What is needed: Each line in the entries below that holds the string "number" is to be listed.

Information provided:

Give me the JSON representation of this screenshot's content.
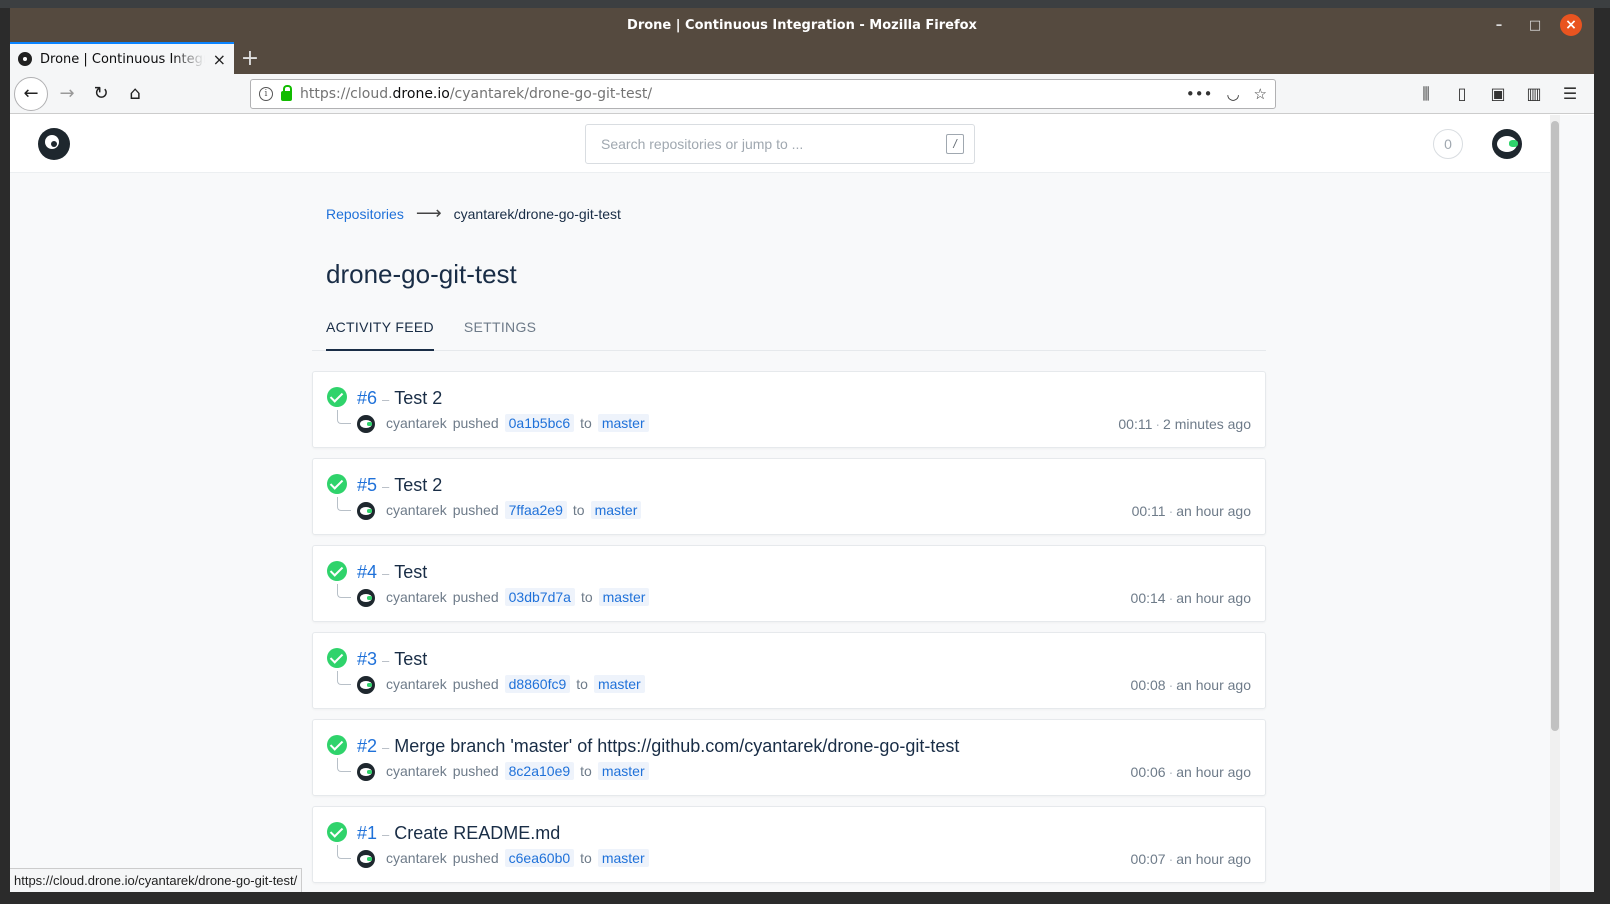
{
  "window": {
    "title": "Drone | Continuous Integration - Mozilla Firefox"
  },
  "browser": {
    "tab_title": "Drone | Continuous Integration",
    "url_scheme_prefix": "https://cloud.",
    "url_host": "drone.io",
    "url_path": "/cyantarek/drone-go-git-test/",
    "status_url": "https://cloud.drone.io/cyantarek/drone-go-git-test/"
  },
  "header": {
    "search_placeholder": "Search repositories or jump to ...",
    "search_shortcut": "/",
    "notification_count": "0"
  },
  "breadcrumb": {
    "root": "Repositories",
    "current": "cyantarek/drone-go-git-test"
  },
  "repo": {
    "title": "drone-go-git-test"
  },
  "tabs": [
    {
      "label": "ACTIVITY FEED",
      "active": true
    },
    {
      "label": "SETTINGS",
      "active": false
    }
  ],
  "builds": [
    {
      "number": "#6",
      "message": "Test 2",
      "author": "cyantarek",
      "action": "pushed",
      "commit": "0a1b5bc6",
      "to": "to",
      "branch": "master",
      "duration": "00:11",
      "when": "2 minutes ago",
      "status": "success"
    },
    {
      "number": "#5",
      "message": "Test 2",
      "author": "cyantarek",
      "action": "pushed",
      "commit": "7ffaa2e9",
      "to": "to",
      "branch": "master",
      "duration": "00:11",
      "when": "an hour ago",
      "status": "success"
    },
    {
      "number": "#4",
      "message": "Test",
      "author": "cyantarek",
      "action": "pushed",
      "commit": "03db7d7a",
      "to": "to",
      "branch": "master",
      "duration": "00:14",
      "when": "an hour ago",
      "status": "success"
    },
    {
      "number": "#3",
      "message": "Test",
      "author": "cyantarek",
      "action": "pushed",
      "commit": "d8860fc9",
      "to": "to",
      "branch": "master",
      "duration": "00:08",
      "when": "an hour ago",
      "status": "success"
    },
    {
      "number": "#2",
      "message": "Merge branch 'master' of https://github.com/cyantarek/drone-go-git-test",
      "author": "cyantarek",
      "action": "pushed",
      "commit": "8c2a10e9",
      "to": "to",
      "branch": "master",
      "duration": "00:06",
      "when": "an hour ago",
      "status": "success"
    },
    {
      "number": "#1",
      "message": "Create README.md",
      "author": "cyantarek",
      "action": "pushed",
      "commit": "c6ea60b0",
      "to": "to",
      "branch": "master",
      "duration": "00:07",
      "when": "an hour ago",
      "status": "success"
    }
  ],
  "separators": {
    "dash": "–",
    "dot": "·"
  },
  "icons": {
    "back": "arrow-left-icon",
    "forward": "arrow-right-icon",
    "reload": "reload-icon",
    "home": "home-icon",
    "page_actions": "ellipsis-icon",
    "pocket": "pocket-icon",
    "bookmark": "star-icon",
    "library": "library-icon",
    "sidebar": "sidebar-icon",
    "extension": "extension-icon",
    "reader": "reader-icon",
    "menu": "hamburger-menu-icon"
  },
  "colors": {
    "accent": "#1f71d9",
    "success": "#2fd36b",
    "titlebar": "#554a3f",
    "close_button": "#e95420"
  }
}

Answer to this exercise:
      "number": "#6",
      "number": "#5",
      "number": "#4",
      "number": "#3",
      "number": "#2",
      "number": "#1",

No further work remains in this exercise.